Do this —
Locate the string "Lamoré" throughout the material and copy every line in which it occurs.

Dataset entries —
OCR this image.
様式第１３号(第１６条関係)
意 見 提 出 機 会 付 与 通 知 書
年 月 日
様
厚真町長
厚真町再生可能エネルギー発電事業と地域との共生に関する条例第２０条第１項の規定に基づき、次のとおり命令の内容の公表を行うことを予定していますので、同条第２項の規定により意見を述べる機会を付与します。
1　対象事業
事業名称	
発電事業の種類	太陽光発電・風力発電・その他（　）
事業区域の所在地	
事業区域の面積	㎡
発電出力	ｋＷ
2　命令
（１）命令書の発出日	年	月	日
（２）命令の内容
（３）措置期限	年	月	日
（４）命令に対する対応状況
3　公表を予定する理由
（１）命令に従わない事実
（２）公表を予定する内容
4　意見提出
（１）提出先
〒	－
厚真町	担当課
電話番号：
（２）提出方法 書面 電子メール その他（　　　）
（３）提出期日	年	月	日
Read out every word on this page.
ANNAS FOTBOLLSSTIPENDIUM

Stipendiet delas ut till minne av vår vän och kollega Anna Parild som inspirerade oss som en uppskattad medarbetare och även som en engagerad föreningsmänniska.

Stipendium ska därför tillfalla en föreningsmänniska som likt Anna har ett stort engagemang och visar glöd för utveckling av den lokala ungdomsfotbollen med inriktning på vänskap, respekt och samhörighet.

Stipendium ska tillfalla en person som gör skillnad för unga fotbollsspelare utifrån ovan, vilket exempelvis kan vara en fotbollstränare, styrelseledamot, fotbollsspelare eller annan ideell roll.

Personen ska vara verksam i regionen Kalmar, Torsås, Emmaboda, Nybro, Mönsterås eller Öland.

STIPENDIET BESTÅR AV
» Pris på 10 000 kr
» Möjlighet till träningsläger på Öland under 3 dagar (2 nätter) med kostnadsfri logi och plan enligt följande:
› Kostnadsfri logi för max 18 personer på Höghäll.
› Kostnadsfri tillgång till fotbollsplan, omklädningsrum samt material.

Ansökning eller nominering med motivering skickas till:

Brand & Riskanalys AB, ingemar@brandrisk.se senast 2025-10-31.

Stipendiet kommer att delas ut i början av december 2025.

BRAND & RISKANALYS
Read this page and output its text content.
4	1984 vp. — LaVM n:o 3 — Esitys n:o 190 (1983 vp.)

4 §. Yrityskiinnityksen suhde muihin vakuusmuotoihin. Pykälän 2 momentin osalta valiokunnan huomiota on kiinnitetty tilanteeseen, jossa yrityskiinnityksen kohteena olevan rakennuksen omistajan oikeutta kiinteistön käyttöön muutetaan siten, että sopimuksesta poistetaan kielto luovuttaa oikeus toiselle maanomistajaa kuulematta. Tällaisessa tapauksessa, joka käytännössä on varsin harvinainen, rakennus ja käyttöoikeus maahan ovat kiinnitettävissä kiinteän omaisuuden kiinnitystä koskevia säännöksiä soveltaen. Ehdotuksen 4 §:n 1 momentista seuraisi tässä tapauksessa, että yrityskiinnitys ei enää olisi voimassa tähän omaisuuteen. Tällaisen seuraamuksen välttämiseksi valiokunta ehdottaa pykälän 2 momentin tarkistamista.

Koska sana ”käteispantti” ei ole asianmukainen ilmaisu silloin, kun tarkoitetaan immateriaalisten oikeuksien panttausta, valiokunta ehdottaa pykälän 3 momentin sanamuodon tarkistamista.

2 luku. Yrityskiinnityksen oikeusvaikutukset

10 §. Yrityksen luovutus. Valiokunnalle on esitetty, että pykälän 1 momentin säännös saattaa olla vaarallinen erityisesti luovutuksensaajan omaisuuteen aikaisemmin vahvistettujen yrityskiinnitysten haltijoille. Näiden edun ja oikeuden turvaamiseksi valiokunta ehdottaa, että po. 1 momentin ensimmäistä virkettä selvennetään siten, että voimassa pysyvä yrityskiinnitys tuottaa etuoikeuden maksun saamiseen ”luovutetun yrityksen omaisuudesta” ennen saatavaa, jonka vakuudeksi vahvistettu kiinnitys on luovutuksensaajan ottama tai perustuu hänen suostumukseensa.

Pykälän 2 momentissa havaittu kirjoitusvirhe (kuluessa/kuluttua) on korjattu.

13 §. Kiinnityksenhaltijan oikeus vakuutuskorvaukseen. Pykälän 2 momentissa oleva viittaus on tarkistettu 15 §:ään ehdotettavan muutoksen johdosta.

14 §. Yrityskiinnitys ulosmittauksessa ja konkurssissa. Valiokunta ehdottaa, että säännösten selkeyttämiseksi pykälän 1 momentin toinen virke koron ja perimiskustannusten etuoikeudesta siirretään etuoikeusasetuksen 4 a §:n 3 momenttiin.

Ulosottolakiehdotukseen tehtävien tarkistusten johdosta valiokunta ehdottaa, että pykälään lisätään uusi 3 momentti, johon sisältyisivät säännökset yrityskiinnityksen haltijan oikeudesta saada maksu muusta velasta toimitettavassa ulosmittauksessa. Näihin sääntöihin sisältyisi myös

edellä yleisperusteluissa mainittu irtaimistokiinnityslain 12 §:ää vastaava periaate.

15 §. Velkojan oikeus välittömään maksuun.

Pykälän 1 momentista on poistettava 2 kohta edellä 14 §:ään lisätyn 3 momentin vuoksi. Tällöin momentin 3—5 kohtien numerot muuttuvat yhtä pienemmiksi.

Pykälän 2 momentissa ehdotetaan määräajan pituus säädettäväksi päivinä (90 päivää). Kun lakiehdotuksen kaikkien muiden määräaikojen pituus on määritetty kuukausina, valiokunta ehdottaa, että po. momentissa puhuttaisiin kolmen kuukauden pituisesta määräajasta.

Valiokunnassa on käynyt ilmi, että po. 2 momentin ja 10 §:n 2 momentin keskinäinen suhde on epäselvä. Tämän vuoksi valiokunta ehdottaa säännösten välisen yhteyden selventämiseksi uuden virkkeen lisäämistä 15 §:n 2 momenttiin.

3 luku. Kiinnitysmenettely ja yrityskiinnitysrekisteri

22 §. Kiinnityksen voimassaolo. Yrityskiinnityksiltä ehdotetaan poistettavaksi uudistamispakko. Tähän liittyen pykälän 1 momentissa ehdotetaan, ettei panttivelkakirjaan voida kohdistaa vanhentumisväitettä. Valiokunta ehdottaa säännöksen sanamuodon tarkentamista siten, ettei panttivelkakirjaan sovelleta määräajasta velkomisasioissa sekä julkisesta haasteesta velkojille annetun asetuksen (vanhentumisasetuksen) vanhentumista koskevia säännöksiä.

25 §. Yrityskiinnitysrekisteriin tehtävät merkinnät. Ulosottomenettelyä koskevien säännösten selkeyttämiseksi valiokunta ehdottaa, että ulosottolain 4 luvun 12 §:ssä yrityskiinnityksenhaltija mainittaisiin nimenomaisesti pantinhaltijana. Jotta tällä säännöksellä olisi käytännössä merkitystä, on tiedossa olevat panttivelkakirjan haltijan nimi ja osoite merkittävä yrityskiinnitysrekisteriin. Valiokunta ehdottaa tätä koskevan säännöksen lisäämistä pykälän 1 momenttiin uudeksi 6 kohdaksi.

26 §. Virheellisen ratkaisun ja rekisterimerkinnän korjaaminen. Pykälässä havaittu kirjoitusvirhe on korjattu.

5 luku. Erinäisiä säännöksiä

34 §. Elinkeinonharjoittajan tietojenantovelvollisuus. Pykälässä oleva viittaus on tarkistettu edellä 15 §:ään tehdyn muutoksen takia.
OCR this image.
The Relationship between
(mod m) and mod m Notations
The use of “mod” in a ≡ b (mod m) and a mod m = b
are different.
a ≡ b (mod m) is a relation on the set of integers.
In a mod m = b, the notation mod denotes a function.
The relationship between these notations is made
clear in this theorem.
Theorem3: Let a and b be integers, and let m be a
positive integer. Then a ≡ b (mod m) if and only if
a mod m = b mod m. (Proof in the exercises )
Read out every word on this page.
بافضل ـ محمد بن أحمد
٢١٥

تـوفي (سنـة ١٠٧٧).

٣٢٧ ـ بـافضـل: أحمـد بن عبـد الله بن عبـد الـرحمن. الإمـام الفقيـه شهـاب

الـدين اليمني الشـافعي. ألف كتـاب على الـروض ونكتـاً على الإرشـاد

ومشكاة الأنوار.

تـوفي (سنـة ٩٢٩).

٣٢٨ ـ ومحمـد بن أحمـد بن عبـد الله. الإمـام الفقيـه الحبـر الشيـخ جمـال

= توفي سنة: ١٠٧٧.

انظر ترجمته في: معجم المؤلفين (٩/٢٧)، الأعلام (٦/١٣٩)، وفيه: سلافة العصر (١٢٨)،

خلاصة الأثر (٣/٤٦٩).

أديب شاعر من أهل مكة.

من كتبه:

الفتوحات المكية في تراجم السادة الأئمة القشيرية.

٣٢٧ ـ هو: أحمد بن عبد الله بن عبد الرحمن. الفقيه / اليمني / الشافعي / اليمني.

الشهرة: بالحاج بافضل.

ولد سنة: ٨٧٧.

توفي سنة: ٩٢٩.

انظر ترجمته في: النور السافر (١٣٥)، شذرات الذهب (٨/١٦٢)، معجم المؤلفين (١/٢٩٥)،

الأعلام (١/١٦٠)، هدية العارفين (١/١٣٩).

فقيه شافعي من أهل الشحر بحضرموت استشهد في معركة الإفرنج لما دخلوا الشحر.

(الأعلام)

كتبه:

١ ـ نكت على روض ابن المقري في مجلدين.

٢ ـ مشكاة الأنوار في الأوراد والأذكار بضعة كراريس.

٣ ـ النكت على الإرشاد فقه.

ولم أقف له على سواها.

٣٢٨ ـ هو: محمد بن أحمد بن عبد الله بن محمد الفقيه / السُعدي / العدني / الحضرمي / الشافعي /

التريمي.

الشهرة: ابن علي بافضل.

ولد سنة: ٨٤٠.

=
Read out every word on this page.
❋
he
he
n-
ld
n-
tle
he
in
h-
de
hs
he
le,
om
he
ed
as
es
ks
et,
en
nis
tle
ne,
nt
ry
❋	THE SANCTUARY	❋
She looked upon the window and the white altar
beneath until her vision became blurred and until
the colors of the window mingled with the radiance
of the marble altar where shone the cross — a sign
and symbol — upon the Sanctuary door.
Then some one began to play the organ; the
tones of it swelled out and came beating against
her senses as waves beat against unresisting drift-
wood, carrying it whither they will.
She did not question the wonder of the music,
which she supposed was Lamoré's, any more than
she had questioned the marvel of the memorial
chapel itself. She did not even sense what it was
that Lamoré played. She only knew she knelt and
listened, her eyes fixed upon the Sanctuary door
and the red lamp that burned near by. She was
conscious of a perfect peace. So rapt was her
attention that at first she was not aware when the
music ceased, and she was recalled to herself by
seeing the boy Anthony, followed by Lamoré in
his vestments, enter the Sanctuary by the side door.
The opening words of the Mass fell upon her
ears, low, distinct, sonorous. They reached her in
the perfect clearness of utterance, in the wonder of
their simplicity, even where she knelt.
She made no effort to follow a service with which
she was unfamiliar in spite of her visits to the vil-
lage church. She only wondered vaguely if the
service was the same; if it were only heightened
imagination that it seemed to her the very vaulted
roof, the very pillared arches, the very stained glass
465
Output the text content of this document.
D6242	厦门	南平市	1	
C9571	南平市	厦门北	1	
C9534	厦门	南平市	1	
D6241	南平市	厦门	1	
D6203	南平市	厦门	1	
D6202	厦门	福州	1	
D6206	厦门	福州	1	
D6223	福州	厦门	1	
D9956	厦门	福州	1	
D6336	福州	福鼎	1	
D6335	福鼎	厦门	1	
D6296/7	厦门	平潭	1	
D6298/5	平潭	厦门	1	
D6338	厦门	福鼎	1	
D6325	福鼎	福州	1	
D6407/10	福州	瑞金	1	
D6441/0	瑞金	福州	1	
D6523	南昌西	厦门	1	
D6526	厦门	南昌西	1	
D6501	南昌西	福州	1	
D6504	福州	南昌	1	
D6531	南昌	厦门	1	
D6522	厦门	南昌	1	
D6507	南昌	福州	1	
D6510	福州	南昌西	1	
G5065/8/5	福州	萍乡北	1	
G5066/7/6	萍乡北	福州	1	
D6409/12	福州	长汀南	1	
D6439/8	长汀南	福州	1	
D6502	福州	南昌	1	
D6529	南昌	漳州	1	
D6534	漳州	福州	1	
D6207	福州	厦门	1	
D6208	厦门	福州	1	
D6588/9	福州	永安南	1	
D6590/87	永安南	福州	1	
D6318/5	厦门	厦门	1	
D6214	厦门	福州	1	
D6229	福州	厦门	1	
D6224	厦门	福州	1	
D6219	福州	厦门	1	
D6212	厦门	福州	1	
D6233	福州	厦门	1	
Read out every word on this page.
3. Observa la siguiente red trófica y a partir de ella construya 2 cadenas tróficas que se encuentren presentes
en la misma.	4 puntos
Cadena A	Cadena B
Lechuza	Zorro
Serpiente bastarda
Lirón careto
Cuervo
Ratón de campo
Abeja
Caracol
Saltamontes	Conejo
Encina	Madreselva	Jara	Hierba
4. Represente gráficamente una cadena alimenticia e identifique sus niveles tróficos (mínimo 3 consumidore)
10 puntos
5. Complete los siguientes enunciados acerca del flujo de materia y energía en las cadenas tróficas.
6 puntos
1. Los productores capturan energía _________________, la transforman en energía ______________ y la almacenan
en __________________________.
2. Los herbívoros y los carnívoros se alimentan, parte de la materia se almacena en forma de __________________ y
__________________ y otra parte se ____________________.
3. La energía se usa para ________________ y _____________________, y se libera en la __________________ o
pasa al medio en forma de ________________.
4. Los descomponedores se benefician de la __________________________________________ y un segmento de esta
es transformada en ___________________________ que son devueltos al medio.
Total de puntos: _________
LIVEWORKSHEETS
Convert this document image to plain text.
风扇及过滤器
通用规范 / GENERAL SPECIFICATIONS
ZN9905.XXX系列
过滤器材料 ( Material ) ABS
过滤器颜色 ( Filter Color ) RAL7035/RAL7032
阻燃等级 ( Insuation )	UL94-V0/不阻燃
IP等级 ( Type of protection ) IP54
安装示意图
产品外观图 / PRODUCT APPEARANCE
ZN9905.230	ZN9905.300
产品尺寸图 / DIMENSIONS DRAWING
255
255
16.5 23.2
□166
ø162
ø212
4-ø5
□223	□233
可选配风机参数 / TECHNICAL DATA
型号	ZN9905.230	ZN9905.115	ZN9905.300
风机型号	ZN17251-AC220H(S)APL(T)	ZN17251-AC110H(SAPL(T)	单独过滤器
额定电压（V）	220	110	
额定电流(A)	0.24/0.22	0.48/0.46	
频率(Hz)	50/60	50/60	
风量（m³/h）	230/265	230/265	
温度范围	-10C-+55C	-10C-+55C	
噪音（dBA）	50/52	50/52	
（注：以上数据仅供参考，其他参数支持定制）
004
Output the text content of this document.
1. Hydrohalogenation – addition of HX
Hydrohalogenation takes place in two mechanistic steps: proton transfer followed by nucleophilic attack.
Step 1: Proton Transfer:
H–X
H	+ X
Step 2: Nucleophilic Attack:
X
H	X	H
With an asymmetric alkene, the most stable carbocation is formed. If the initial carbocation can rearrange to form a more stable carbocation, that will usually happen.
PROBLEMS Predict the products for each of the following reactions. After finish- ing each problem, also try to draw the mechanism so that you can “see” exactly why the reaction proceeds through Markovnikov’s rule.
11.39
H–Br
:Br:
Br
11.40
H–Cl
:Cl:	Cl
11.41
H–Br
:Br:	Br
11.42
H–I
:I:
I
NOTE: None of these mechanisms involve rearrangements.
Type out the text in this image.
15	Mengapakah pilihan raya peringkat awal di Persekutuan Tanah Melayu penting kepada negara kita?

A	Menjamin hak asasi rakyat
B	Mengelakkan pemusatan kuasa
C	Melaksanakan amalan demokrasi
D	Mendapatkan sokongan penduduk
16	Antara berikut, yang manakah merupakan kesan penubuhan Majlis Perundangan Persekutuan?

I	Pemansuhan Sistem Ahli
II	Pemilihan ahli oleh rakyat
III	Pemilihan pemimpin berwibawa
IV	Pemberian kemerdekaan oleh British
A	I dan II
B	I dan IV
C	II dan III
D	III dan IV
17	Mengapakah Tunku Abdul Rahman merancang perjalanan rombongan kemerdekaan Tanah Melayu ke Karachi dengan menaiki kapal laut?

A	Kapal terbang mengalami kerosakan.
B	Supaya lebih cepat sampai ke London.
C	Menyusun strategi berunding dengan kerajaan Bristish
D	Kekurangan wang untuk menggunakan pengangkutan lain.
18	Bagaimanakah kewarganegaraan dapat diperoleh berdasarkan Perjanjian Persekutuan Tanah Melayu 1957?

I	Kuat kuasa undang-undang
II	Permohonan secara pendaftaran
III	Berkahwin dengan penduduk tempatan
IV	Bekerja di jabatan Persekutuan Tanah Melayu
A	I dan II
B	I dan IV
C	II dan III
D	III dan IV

Result of the exercise —
which she supposed was Lamoré's, any more than
that Lamoré played. She only knew she knelt and
seeing the boy Anthony, followed by Lamoré in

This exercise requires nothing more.